• [Given request] Write the data out again in full, with no departure from the original.

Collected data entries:
○ ○ ○
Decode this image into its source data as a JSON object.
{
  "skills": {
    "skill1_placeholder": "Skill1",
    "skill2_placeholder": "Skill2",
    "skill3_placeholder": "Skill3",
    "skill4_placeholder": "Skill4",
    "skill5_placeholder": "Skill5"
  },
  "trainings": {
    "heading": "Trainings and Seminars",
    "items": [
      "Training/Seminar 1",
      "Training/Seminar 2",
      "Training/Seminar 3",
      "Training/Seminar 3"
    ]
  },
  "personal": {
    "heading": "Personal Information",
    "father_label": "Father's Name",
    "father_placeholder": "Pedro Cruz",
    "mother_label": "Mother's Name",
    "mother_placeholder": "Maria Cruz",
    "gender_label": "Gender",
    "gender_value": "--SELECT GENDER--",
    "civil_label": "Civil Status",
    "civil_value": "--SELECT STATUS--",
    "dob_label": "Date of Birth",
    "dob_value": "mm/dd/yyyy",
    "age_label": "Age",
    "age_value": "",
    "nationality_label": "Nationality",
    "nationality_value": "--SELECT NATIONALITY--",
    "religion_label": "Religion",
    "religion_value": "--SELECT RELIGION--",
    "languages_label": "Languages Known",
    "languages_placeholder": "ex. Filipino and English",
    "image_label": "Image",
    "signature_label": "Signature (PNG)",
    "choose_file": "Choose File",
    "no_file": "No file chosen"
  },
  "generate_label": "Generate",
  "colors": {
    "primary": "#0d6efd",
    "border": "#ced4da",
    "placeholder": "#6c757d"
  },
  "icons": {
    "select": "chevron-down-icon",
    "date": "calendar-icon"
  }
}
○ ○ ○
• [Task result]
Decode this image into its source data as a JSON object.
{
  "skills": {
    "skill1_placeholder": "Skill1",
    "skill2_placeholder": "Skill2",
    "skill3_placeholder": "Skill3",
    "skill4_placeholder": "Skill4",
    "skill5_placeholder": "Skill5"
  },
  "trainings": {
    "heading": "Trainings and Seminars",
    "items": [
      "Training/Seminar 1",
      "Training/Seminar 2",
      "Training/Seminar 3",
      "Training/Seminar 3"
    ]
  },
  "personal": {
    "heading": "Personal Information",
    "father_label": "Father's Name",
    "father_placeholder": "Pedro Cruz",
    "mother_label": "Mother's Name",
    "mother_placeholder": "Maria Cruz",
    "gender_label": "Gender",
    "gender_value": "--SELECT GENDER--",
    "civil_label": "Civil Status",
    "civil_value": "--SELECT STATUS--",
    "dob_label": "Date of Birth",
    "dob_value": "mm/dd/yyyy",
    "age_label": "Age",
    "age_value": "",
    "nationality_label": "Nationality",
    "nationality_value": "--SELECT NATIONALITY--",
    "religion_label": "Religion",
    "religion_value": "--SELECT RELIGION--",
    "languages_label": "Languages Known",
    "languages_placeholder": "ex. Filipino and English",
    "image_label": "Image",
    "signature_label": "Signature (PNG)",
    "choose_file": "Choose File",
    "no_file": "No file chosen"
  },
  "generate_label": "Generate",
  "colors": {
    "primary": "#0d6efd",
    "border": "#ced4da",
    "placeholder": "#6c757d"
  },
  "icons": {
    "select": "chevron-down-icon",
    "date": "calendar-icon"
  }
}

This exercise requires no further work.